_TASK DIRECTIONS_: Show every line below where "date" can be found.

--- Start ---

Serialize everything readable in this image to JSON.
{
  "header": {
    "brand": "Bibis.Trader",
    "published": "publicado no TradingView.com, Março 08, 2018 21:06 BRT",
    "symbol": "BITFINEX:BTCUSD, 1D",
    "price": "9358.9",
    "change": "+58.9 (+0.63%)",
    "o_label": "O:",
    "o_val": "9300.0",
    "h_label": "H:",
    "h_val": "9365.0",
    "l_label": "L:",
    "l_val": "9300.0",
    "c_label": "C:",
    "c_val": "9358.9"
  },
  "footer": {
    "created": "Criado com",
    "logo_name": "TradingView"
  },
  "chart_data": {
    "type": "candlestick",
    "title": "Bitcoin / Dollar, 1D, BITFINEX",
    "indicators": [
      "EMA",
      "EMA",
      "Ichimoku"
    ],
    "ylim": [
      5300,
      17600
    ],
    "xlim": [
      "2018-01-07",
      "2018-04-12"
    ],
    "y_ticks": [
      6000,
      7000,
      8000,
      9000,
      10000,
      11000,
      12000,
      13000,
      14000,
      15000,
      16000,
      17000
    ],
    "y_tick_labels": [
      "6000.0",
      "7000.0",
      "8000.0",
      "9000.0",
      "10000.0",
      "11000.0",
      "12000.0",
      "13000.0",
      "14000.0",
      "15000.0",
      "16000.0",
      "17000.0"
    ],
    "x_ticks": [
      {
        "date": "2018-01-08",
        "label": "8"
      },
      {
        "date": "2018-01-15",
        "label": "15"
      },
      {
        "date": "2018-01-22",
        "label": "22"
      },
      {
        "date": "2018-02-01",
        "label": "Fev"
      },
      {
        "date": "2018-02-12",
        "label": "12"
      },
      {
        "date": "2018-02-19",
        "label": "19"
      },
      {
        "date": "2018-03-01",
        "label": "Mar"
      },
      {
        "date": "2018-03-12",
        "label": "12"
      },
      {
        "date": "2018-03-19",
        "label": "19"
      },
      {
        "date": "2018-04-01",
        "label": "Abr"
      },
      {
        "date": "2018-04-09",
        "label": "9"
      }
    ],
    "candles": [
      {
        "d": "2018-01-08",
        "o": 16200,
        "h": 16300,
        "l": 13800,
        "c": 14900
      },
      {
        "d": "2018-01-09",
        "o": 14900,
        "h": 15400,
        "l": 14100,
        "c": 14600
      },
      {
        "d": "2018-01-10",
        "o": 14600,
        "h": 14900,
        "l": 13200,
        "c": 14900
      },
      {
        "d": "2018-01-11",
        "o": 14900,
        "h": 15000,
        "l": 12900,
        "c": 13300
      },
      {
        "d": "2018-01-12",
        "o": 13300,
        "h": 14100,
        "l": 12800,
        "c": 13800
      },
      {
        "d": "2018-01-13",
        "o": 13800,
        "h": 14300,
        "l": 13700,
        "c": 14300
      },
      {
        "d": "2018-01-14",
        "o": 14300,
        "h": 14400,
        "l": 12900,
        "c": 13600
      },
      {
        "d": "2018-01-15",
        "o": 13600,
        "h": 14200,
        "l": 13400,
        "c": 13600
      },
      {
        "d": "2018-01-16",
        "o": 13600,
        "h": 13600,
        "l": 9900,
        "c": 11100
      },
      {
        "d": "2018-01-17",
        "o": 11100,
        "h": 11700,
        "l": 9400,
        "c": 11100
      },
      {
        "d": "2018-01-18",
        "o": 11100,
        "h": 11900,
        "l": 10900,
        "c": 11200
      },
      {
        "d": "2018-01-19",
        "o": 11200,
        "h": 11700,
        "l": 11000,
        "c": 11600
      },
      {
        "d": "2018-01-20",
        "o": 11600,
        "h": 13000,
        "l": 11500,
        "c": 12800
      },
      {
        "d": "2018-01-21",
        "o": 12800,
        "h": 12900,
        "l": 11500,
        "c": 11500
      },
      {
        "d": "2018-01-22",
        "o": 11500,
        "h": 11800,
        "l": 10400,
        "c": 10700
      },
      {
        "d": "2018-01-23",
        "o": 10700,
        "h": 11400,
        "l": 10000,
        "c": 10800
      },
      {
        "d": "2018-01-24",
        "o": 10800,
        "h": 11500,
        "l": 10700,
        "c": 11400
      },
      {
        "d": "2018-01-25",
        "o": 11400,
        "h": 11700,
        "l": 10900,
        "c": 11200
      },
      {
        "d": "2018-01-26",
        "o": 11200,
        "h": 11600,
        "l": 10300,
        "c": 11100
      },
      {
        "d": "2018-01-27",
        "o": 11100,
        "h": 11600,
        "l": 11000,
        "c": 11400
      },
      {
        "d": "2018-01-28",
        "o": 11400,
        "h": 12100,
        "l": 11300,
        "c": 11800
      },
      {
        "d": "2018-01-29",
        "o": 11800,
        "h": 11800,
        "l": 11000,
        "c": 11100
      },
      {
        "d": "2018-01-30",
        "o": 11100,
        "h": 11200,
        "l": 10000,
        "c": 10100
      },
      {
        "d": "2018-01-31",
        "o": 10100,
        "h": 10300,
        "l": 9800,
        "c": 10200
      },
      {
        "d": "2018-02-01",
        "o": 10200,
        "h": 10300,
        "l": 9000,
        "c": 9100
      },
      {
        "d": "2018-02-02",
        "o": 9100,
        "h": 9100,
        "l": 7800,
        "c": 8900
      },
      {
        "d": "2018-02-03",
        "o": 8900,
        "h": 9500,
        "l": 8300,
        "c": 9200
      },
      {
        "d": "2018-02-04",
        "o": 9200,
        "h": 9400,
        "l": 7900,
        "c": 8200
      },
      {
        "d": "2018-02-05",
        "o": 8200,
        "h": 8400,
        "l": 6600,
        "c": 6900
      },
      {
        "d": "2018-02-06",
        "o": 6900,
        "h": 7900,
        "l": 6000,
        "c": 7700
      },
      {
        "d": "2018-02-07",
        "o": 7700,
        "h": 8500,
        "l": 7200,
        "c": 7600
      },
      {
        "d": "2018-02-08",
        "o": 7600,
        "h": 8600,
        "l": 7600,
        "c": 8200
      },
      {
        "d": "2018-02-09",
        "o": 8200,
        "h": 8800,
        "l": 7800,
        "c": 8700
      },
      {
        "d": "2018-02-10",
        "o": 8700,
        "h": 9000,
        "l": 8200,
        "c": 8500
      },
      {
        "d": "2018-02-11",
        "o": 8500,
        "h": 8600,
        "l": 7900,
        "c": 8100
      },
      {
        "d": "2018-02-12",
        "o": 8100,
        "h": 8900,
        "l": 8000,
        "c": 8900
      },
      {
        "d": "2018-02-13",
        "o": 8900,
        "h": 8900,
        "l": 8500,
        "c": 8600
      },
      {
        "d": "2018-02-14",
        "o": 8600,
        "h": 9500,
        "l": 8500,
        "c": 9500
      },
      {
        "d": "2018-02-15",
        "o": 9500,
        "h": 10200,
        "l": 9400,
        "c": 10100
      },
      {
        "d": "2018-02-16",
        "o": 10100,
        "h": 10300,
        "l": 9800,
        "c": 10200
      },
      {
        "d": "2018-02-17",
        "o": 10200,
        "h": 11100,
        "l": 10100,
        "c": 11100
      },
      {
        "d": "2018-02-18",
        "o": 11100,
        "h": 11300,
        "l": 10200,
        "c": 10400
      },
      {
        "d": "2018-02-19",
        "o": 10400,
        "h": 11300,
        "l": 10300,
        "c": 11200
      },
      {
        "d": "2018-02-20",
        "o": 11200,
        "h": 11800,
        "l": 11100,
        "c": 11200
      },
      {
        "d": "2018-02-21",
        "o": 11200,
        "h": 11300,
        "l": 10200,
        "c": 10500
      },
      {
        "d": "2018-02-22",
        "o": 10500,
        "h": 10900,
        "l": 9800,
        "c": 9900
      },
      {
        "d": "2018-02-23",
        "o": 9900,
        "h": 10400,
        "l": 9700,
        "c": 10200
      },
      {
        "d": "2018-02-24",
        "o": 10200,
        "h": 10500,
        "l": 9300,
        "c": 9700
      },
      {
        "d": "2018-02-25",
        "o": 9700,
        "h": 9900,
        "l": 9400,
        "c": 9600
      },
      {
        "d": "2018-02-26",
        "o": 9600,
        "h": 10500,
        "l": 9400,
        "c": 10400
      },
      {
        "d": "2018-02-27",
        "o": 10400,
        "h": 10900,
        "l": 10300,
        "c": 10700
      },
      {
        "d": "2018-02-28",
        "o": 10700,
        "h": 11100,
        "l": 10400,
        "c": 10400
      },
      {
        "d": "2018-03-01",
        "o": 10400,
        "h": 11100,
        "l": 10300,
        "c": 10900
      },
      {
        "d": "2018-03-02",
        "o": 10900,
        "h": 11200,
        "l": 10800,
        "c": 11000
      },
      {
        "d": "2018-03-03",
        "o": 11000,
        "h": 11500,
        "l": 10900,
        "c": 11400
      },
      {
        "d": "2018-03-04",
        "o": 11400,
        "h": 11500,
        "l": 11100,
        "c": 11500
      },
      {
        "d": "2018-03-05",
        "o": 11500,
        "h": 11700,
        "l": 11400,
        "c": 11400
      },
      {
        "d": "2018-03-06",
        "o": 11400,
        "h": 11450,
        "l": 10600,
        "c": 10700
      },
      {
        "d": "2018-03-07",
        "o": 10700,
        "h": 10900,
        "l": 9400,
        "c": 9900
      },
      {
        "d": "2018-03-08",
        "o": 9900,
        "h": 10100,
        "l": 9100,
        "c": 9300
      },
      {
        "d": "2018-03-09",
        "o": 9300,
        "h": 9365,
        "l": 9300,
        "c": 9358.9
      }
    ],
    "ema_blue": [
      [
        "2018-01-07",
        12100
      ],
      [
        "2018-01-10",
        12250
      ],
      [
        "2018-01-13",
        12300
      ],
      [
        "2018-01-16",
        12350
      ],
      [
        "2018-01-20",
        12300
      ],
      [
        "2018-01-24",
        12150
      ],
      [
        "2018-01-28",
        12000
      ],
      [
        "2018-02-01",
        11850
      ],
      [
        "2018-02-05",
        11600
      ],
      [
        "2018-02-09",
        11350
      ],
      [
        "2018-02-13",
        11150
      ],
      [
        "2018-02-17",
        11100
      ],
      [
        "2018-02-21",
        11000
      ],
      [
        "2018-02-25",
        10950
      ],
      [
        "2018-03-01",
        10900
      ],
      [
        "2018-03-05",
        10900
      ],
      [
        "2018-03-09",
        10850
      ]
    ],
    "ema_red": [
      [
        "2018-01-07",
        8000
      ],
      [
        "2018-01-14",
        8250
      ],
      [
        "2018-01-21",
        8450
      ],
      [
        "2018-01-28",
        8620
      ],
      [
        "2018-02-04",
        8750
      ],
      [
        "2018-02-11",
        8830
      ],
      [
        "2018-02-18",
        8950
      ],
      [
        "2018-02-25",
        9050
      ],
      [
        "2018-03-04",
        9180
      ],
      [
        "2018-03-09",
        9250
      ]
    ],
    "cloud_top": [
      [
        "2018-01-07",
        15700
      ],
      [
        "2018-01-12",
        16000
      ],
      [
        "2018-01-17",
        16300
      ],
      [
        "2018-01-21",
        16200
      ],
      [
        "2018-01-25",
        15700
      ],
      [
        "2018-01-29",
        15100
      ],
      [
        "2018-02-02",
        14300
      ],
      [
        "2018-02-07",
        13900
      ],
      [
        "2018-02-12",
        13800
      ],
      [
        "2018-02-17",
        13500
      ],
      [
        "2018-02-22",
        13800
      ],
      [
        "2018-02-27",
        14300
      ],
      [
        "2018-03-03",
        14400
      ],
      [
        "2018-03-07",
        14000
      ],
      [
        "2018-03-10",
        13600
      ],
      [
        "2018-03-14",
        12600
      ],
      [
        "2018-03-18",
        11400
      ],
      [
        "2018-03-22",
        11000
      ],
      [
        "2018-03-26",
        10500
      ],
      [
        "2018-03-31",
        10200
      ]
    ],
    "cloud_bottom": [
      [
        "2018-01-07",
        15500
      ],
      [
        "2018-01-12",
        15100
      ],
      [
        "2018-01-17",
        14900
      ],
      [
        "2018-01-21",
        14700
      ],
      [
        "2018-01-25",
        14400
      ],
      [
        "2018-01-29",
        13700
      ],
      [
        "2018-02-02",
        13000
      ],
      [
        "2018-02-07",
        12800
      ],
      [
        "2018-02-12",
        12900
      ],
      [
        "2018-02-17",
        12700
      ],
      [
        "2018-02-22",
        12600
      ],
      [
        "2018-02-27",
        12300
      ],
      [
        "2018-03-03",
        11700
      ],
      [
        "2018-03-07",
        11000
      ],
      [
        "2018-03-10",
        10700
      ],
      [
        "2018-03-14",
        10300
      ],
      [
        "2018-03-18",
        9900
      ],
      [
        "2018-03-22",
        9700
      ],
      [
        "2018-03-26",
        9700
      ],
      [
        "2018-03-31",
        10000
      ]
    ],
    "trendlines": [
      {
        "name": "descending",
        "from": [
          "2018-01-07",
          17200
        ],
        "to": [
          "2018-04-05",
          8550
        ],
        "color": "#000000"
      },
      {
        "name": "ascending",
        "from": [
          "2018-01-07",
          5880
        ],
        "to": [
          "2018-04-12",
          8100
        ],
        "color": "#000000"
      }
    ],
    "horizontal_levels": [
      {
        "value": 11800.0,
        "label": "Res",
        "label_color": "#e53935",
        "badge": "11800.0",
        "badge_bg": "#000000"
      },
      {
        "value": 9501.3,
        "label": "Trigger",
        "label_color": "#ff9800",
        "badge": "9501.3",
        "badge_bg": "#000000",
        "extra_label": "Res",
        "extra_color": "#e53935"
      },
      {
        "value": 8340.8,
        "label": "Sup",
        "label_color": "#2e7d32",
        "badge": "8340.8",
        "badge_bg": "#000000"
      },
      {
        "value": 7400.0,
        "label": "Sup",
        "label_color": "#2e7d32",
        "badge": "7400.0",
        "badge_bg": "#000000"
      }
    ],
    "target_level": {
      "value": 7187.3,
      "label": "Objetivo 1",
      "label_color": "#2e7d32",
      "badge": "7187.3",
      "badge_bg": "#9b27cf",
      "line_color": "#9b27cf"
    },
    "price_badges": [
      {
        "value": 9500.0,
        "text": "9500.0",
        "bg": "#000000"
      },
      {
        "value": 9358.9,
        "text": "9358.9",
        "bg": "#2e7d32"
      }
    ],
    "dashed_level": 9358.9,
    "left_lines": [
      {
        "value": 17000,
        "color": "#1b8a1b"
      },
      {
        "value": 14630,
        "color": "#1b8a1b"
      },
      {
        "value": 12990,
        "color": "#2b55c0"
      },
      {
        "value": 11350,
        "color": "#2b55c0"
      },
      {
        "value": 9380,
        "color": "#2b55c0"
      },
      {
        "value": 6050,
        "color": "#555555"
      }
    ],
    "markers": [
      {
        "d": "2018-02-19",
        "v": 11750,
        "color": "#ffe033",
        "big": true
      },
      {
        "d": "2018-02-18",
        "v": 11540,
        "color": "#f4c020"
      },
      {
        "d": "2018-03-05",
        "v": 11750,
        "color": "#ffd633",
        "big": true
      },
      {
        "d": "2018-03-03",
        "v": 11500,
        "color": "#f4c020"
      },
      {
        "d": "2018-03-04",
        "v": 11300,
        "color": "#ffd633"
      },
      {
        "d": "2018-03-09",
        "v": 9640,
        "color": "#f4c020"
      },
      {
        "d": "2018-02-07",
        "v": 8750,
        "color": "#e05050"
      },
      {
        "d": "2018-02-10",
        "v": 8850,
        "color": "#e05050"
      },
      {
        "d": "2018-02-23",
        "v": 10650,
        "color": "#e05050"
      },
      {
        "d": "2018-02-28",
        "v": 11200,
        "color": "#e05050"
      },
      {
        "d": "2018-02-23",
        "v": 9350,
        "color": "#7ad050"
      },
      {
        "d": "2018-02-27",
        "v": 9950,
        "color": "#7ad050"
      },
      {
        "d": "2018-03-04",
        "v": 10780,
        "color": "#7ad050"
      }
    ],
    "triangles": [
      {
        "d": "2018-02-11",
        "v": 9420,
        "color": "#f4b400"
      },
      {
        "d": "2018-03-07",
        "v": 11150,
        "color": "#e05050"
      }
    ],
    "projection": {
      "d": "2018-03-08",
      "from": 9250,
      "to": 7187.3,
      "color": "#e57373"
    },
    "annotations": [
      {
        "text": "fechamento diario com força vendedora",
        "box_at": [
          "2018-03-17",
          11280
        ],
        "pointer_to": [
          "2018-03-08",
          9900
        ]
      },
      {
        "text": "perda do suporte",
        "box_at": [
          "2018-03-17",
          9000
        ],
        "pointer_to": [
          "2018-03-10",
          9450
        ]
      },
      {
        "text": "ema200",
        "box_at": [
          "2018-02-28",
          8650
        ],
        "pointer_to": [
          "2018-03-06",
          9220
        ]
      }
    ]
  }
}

--- End ---

_EXPECTED ANSWER_:
        "date": "2018-01-08",
        "date": "2018-01-15",
        "date": "2018-01-22",
        "date": "2018-02-01",
        "date": "2018-02-12",
        "date": "2018-02-19",
        "date": "2018-03-01",
        "date": "2018-03-12",
        "date": "2018-03-19",
        "date": "2018-04-01",
        "date": "2018-04-09",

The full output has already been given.